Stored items
····················
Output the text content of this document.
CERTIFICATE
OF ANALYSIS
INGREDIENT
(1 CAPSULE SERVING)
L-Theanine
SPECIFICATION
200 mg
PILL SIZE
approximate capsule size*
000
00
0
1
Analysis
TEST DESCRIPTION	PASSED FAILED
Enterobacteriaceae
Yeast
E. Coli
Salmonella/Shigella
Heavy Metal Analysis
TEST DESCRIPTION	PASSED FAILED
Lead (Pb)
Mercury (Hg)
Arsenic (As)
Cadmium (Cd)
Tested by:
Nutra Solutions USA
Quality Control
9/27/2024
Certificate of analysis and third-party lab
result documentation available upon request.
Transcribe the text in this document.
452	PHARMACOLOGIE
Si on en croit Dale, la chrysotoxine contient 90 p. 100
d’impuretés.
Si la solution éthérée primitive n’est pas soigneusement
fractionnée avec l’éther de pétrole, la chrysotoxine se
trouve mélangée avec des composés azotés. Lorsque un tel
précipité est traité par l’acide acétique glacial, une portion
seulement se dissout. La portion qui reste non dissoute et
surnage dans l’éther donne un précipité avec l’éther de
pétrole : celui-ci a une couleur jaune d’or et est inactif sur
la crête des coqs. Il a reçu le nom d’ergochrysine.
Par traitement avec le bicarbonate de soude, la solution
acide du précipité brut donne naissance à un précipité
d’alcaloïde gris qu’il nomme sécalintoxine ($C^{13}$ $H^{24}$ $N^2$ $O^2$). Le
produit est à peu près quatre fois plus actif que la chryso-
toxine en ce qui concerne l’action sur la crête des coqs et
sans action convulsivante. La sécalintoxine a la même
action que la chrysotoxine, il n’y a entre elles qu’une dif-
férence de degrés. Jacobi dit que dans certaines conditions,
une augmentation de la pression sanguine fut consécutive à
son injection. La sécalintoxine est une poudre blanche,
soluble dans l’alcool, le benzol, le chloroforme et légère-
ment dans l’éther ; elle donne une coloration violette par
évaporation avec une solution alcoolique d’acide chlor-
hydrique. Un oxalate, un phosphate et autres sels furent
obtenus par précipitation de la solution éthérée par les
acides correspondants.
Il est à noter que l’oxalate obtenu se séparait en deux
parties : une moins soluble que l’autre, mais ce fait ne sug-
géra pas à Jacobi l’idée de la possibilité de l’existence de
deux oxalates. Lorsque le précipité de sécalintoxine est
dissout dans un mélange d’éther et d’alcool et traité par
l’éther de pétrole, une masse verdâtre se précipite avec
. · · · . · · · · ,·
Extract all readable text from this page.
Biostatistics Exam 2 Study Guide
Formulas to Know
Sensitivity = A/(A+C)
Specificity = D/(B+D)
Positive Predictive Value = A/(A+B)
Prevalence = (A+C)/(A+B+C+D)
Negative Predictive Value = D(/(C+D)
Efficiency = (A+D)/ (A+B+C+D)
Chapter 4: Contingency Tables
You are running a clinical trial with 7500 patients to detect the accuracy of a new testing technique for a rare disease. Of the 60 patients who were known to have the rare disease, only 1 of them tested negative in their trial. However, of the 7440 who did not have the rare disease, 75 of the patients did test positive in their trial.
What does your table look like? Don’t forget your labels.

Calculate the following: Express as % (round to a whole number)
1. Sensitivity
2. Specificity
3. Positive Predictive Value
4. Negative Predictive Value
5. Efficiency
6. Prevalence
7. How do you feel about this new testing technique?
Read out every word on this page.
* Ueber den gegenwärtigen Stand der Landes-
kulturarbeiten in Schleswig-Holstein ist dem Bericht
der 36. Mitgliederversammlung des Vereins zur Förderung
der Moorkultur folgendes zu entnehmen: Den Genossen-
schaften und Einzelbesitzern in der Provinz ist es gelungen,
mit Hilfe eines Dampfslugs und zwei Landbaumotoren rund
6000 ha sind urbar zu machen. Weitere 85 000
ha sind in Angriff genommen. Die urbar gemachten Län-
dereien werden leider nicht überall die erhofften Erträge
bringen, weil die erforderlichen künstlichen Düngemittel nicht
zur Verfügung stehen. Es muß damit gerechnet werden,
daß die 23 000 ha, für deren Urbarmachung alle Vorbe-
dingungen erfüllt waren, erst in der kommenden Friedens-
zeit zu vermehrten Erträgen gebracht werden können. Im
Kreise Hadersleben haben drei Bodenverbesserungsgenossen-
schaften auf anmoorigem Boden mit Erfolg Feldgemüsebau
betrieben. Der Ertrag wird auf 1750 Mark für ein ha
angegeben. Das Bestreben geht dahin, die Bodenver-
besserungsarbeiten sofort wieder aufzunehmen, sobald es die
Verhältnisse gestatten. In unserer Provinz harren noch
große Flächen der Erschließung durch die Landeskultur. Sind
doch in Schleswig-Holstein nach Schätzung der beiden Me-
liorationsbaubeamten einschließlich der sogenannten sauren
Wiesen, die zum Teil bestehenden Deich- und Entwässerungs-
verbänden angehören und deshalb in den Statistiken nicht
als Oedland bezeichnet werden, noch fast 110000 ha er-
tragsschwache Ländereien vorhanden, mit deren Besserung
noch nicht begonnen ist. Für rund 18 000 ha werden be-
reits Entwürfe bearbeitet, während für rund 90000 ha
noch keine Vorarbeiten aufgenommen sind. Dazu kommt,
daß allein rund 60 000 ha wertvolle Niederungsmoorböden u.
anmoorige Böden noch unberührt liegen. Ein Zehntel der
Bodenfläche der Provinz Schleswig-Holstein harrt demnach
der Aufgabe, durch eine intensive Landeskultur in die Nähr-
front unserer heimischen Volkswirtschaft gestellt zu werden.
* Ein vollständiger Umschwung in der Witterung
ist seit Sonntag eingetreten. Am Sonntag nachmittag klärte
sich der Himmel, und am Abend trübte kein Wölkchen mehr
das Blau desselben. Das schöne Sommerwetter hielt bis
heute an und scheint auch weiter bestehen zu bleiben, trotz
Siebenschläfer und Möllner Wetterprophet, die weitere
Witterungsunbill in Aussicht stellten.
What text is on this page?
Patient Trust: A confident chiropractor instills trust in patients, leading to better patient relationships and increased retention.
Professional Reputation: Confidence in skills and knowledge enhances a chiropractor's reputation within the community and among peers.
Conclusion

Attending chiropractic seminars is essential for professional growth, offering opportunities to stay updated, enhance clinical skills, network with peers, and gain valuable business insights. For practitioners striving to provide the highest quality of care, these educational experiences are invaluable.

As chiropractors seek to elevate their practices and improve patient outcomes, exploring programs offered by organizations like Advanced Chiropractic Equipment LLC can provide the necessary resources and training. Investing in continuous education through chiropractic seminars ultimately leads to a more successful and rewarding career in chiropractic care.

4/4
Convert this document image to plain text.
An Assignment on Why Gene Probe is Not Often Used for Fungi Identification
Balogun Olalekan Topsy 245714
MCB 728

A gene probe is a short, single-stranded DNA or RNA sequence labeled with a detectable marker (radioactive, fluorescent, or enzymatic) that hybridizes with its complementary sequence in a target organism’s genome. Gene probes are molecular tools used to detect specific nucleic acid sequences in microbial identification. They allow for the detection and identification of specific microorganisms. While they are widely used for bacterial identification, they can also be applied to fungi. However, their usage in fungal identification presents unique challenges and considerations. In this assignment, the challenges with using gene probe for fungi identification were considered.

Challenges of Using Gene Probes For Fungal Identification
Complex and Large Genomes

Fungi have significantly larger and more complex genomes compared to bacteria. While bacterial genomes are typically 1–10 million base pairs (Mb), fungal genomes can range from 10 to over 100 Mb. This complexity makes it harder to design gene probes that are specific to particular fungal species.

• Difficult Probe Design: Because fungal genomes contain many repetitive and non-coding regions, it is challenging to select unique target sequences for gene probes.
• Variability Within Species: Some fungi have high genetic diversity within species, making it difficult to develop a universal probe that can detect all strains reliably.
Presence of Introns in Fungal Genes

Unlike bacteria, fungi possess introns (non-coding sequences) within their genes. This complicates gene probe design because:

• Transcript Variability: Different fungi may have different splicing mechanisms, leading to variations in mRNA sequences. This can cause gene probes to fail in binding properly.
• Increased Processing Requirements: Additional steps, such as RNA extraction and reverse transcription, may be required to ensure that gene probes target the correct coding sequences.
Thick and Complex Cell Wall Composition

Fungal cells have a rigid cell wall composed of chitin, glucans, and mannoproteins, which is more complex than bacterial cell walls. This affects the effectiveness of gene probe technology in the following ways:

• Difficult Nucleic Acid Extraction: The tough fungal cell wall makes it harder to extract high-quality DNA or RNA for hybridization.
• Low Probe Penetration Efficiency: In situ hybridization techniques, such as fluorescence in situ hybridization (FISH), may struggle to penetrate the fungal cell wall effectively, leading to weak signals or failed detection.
····················
Exactly one number is the expected answer: the count of lines in the entries where the word "deren" is found.

(Solution to the problem)
2